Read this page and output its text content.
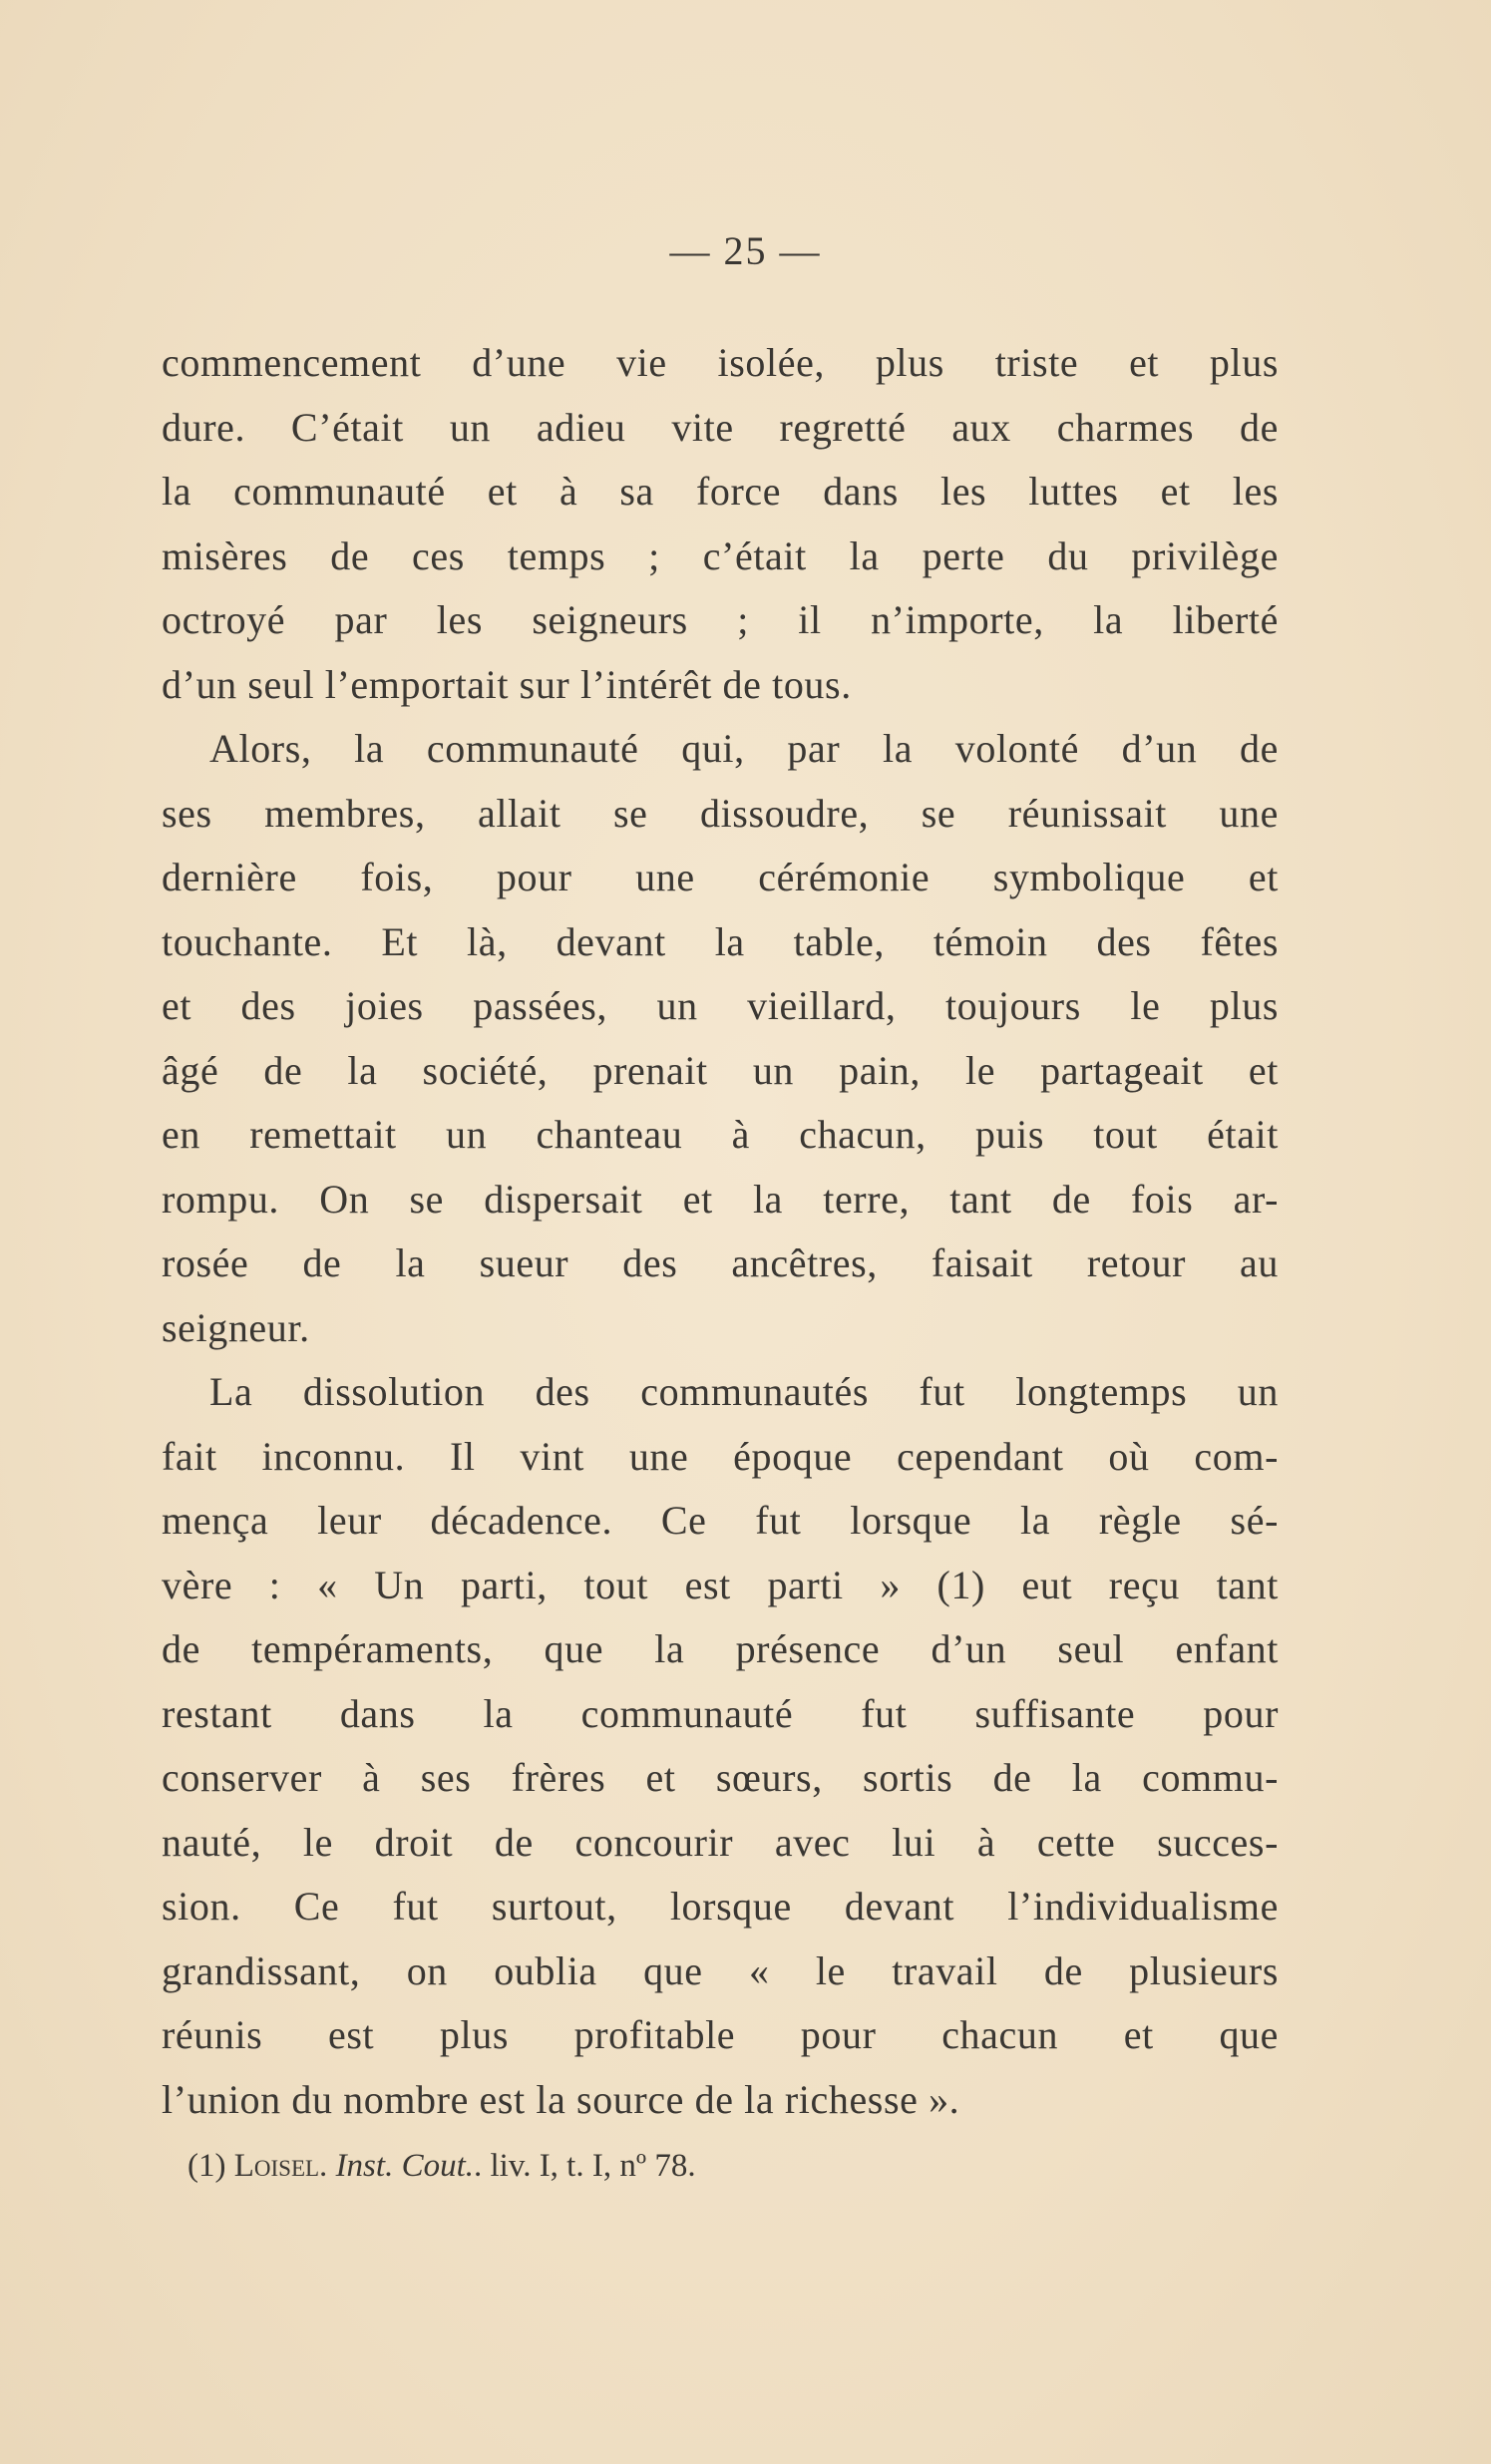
— 25 —
commencement d’une vie isolée, plus triste et plus
dure. C’était un adieu vite regretté aux charmes de
la communauté et à sa force dans les luttes et les
misères de ces temps ; c’était la perte du privilège
octroyé par les seigneurs ; il n’importe, la liberté
d’un seul l’emportait sur l’intérêt de tous.
Alors, la communauté qui, par la volonté d’un de
ses membres, allait se dissoudre, se réunissait une
dernière fois, pour une cérémonie symbolique et
touchante. Et là, devant la table, témoin des fêtes
et des joies passées, un vieillard, toujours le plus
âgé de la société, prenait un pain, le partageait et
en remettait un chanteau à chacun, puis tout était
rompu. On se dispersait et la terre, tant de fois ar-
rosée de la sueur des ancêtres, faisait retour au
seigneur.
La dissolution des communautés fut longtemps un
fait inconnu. Il vint une époque cependant où com-
mença leur décadence. Ce fut lorsque la règle sé-
vère : « Un parti, tout est parti » (1) eut reçu tant
de tempéraments, que la présence d’un seul enfant
restant dans la communauté fut suffisante pour
conserver à ses frères et sœurs, sortis de la commu-
nauté, le droit de concourir avec lui à cette succes-
sion. Ce fut surtout, lorsque devant l’individualisme
grandissant, on oublia que « le travail de plusieurs
réunis est plus profitable pour chacun et que
l’union du nombre est la source de la richesse ».
(1) Loisel. Inst. Cout.. liv. I, t. I, nº 78.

Exercise description
Transcribe all of the records above character for character. Exclude the pictures.

Output of the task
Read this page and output its text content.
— 25 —
commencement d’une vie isolée, plus triste et plus
dure. C’était un adieu vite regretté aux charmes de
la communauté et à sa force dans les luttes et les
misères de ces temps ; c’était la perte du privilège
octroyé par les seigneurs ; il n’importe, la liberté
d’un seul l’emportait sur l’intérêt de tous.
Alors, la communauté qui, par la volonté d’un de
ses membres, allait se dissoudre, se réunissait une
dernière fois, pour une cérémonie symbolique et
touchante. Et là, devant la table, témoin des fêtes
et des joies passées, un vieillard, toujours le plus
âgé de la société, prenait un pain, le partageait et
en remettait un chanteau à chacun, puis tout était
rompu. On se dispersait et la terre, tant de fois ar-
rosée de la sueur des ancêtres, faisait retour au
seigneur.
La dissolution des communautés fut longtemps un
fait inconnu. Il vint une époque cependant où com-
mença leur décadence. Ce fut lorsque la règle sé-
vère : « Un parti, tout est parti » (1) eut reçu tant
de tempéraments, que la présence d’un seul enfant
restant dans la communauté fut suffisante pour
conserver à ses frères et sœurs, sortis de la commu-
nauté, le droit de concourir avec lui à cette succes-
sion. Ce fut surtout, lorsque devant l’individualisme
grandissant, on oublia que « le travail de plusieurs
réunis est plus profitable pour chacun et que
l’union du nombre est la source de la richesse ».
(1) Loisel. Inst. Cout.. liv. I, t. I, nº 78.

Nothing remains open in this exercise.